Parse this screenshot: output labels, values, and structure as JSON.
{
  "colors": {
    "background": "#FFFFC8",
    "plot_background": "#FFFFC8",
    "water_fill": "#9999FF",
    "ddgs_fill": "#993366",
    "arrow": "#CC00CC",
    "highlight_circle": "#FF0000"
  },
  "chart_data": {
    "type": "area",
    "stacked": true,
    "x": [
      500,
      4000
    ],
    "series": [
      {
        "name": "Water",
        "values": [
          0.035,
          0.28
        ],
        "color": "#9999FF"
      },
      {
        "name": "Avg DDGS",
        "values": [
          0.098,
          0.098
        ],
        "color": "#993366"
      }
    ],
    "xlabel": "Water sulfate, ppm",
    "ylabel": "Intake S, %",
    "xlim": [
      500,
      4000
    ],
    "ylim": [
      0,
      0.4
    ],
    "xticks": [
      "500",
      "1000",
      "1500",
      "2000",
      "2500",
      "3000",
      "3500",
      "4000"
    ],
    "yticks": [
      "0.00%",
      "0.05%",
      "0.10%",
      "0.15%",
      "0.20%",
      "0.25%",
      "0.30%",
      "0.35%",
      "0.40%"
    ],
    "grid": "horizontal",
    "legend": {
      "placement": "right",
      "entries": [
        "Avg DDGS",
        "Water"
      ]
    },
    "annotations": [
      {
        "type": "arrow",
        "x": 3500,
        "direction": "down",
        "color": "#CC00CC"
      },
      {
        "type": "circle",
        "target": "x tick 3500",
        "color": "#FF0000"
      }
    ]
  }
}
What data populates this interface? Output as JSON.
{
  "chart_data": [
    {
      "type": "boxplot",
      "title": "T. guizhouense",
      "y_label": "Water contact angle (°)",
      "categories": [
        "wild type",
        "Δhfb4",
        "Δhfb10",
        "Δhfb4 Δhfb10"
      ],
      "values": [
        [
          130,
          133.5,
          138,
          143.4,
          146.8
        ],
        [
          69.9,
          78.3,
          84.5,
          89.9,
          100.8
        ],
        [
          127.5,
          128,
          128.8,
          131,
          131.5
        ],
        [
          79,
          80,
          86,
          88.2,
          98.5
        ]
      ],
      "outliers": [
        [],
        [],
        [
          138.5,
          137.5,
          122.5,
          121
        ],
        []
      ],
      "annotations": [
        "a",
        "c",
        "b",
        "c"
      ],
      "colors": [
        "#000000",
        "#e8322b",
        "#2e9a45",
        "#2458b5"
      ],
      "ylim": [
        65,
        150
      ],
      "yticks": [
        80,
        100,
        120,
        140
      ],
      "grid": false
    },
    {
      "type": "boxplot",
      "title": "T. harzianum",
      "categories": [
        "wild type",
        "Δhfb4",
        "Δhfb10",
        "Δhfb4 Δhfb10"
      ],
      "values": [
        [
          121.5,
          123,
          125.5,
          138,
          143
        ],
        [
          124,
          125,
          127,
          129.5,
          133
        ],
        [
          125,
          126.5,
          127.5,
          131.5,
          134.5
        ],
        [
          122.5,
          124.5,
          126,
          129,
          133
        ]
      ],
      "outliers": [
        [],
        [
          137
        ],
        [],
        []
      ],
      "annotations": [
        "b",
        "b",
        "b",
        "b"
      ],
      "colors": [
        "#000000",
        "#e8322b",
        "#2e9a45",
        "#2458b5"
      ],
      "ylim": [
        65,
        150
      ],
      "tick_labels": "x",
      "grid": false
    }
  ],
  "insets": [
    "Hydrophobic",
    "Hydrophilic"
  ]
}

_ _ _ _ _

-- TASK --
Produce an exact copy of every entry above.

-- RESPONSE TO THE TASK --
Parse this screenshot: output labels, values, and structure as JSON.
{
  "colors": {
    "background": "#FFFFC8",
    "plot_background": "#FFFFC8",
    "water_fill": "#9999FF",
    "ddgs_fill": "#993366",
    "arrow": "#CC00CC",
    "highlight_circle": "#FF0000"
  },
  "chart_data": {
    "type": "area",
    "stacked": true,
    "x": [
      500,
      4000
    ],
    "series": [
      {
        "name": "Water",
        "values": [
          0.035,
          0.28
        ],
        "color": "#9999FF"
      },
      {
        "name": "Avg DDGS",
        "values": [
          0.098,
          0.098
        ],
        "color": "#993366"
      }
    ],
    "xlabel": "Water sulfate, ppm",
    "ylabel": "Intake S, %",
    "xlim": [
      500,
      4000
    ],
    "ylim": [
      0,
      0.4
    ],
    "xticks": [
      "500",
      "1000",
      "1500",
      "2000",
      "2500",
      "3000",
      "3500",
      "4000"
    ],
    "yticks": [
      "0.00%",
      "0.05%",
      "0.10%",
      "0.15%",
      "0.20%",
      "0.25%",
      "0.30%",
      "0.35%",
      "0.40%"
    ],
    "grid": "horizontal",
    "legend": {
      "placement": "right",
      "entries": [
        "Avg DDGS",
        "Water"
      ]
    },
    "annotations": [
      {
        "type": "arrow",
        "x": 3500,
        "direction": "down",
        "color": "#CC00CC"
      },
      {
        "type": "circle",
        "target": "x tick 3500",
        "color": "#FF0000"
      }
    ]
  }
}
What data populates this interface? Output as JSON.
{
  "chart_data": [
    {
      "type": "boxplot",
      "title": "T. guizhouense",
      "y_label": "Water contact angle (°)",
      "categories": [
        "wild type",
        "Δhfb4",
        "Δhfb10",
        "Δhfb4 Δhfb10"
      ],
      "values": [
        [
          130,
          133.5,
          138,
          143.4,
          146.8
        ],
        [
          69.9,
          78.3,
          84.5,
          89.9,
          100.8
        ],
        [
          127.5,
          128,
          128.8,
          131,
          131.5
        ],
        [
          79,
          80,
          86,
          88.2,
          98.5
        ]
      ],
      "outliers": [
        [],
        [],
        [
          138.5,
          137.5,
          122.5,
          121
        ],
        []
      ],
      "annotations": [
        "a",
        "c",
        "b",
        "c"
      ],
      "colors": [
        "#000000",
        "#e8322b",
        "#2e9a45",
        "#2458b5"
      ],
      "ylim": [
        65,
        150
      ],
      "yticks": [
        80,
        100,
        120,
        140
      ],
      "grid": false
    },
    {
      "type": "boxplot",
      "title": "T. harzianum",
      "categories": [
        "wild type",
        "Δhfb4",
        "Δhfb10",
        "Δhfb4 Δhfb10"
      ],
      "values": [
        [
          121.5,
          123,
          125.5,
          138,
          143
        ],
        [
          124,
          125,
          127,
          129.5,
          133
        ],
        [
          125,
          126.5,
          127.5,
          131.5,
          134.5
        ],
        [
          122.5,
          124.5,
          126,
          129,
          133
        ]
      ],
      "outliers": [
        [],
        [
          137
        ],
        [],
        []
      ],
      "annotations": [
        "b",
        "b",
        "b",
        "b"
      ],
      "colors": [
        "#000000",
        "#e8322b",
        "#2e9a45",
        "#2458b5"
      ],
      "ylim": [
        65,
        150
      ],
      "tick_labels": "x",
      "grid": false
    }
  ],
  "insets": [
    "Hydrophobic",
    "Hydrophilic"
  ]
}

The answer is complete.